● Written instruction
In the entries, find all lines that hold the word "الذي" and copy them.

● Stored data
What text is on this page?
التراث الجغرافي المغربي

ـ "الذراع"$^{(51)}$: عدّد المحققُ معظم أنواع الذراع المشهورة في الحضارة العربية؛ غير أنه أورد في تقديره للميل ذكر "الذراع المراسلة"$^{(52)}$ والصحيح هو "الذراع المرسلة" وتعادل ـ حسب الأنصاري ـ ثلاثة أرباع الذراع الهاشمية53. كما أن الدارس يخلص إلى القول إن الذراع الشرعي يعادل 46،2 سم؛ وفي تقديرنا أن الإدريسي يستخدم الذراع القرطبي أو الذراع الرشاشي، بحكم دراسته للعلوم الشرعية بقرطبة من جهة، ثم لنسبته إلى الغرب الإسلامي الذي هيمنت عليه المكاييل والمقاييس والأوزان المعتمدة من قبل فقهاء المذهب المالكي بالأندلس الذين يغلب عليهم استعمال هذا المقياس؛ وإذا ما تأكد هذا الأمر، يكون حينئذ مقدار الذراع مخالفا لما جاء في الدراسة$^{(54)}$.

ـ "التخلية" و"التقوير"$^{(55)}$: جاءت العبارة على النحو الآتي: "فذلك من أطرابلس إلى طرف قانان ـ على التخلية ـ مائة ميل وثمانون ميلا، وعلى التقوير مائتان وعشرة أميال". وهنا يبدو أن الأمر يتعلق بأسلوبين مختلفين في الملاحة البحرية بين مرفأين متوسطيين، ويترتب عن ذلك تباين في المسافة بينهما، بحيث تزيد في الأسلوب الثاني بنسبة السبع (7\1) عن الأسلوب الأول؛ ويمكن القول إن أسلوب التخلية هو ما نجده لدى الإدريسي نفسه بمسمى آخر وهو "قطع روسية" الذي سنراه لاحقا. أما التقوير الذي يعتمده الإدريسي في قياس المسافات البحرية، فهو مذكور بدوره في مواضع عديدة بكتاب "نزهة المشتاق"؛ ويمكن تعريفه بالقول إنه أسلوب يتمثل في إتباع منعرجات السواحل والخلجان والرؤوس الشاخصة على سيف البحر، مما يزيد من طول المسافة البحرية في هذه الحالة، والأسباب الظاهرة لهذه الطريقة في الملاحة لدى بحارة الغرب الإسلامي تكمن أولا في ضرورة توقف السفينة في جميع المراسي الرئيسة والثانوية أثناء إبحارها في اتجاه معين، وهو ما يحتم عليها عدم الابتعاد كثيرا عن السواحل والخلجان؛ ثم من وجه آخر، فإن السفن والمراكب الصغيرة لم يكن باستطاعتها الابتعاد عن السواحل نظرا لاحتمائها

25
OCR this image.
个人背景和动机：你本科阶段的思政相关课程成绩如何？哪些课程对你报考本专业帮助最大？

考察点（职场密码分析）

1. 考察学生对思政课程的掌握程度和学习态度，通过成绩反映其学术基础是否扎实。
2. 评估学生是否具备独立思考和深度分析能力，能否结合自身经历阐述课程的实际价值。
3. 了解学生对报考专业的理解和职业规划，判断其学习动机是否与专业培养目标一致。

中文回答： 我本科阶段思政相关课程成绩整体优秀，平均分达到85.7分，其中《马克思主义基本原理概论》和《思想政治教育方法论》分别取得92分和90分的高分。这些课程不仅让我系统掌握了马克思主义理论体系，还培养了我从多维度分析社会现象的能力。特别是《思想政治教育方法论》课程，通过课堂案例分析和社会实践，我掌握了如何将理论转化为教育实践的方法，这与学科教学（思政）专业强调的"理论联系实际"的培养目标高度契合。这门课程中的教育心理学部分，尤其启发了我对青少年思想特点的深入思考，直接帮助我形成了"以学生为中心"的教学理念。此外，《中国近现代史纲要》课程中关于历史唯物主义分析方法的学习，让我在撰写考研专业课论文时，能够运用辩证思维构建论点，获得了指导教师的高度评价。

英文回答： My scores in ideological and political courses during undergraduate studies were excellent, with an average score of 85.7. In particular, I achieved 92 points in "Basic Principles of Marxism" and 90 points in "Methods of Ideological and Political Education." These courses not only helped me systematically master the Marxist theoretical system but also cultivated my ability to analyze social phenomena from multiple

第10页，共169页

● Solution to the problem
ـ "الذراع"$^{(51)}$: عدّد المحققُ معظم أنواع الذراع المشهورة في الحضارة العربية؛ غير أنه أورد في تقديره للميل ذكر "الذراع المراسلة"$^{(52)}$ والصحيح هو "الذراع المرسلة" وتعادل ـ حسب الأنصاري ـ ثلاثة أرباع الذراع الهاشمية53. كما أن الدارس يخلص إلى القول إن الذراع الشرعي يعادل 46،2 سم؛ وفي تقديرنا أن الإدريسي يستخدم الذراع القرطبي أو الذراع الرشاشي، بحكم دراسته للعلوم الشرعية بقرطبة من جهة، ثم لنسبته إلى الغرب الإسلامي الذي هيمنت عليه المكاييل والمقاييس والأوزان المعتمدة من قبل فقهاء المذهب المالكي بالأندلس الذين يغلب عليهم استعمال هذا المقياس؛ وإذا ما تأكد هذا الأمر، يكون حينئذ مقدار الذراع مخالفا لما جاء في الدراسة$^{(54)}$.
ـ "التخلية" و"التقوير"$^{(55)}$: جاءت العبارة على النحو الآتي: "فذلك من أطرابلس إلى طرف قانان ـ على التخلية ـ مائة ميل وثمانون ميلا، وعلى التقوير مائتان وعشرة أميال". وهنا يبدو أن الأمر يتعلق بأسلوبين مختلفين في الملاحة البحرية بين مرفأين متوسطيين، ويترتب عن ذلك تباين في المسافة بينهما، بحيث تزيد في الأسلوب الثاني بنسبة السبع (7\1) عن الأسلوب الأول؛ ويمكن القول إن أسلوب التخلية هو ما نجده لدى الإدريسي نفسه بمسمى آخر وهو "قطع روسية" الذي سنراه لاحقا. أما التقوير الذي يعتمده الإدريسي في قياس المسافات البحرية، فهو مذكور بدوره في مواضع عديدة بكتاب "نزهة المشتاق"؛ ويمكن تعريفه بالقول إنه أسلوب يتمثل في إتباع منعرجات السواحل والخلجان والرؤوس الشاخصة على سيف البحر، مما يزيد من طول المسافة البحرية في هذه الحالة، والأسباب الظاهرة لهذه الطريقة في الملاحة لدى بحارة الغرب الإسلامي تكمن أولا في ضرورة توقف السفينة في جميع المراسي الرئيسة والثانوية أثناء إبحارها في اتجاه معين، وهو ما يحتم عليها عدم الابتعاد كثيرا عن السواحل والخلجان؛ ثم من وجه آخر، فإن السفن والمراكب الصغيرة لم يكن باستطاعتها الابتعاد عن السواحل نظرا لاحتمائها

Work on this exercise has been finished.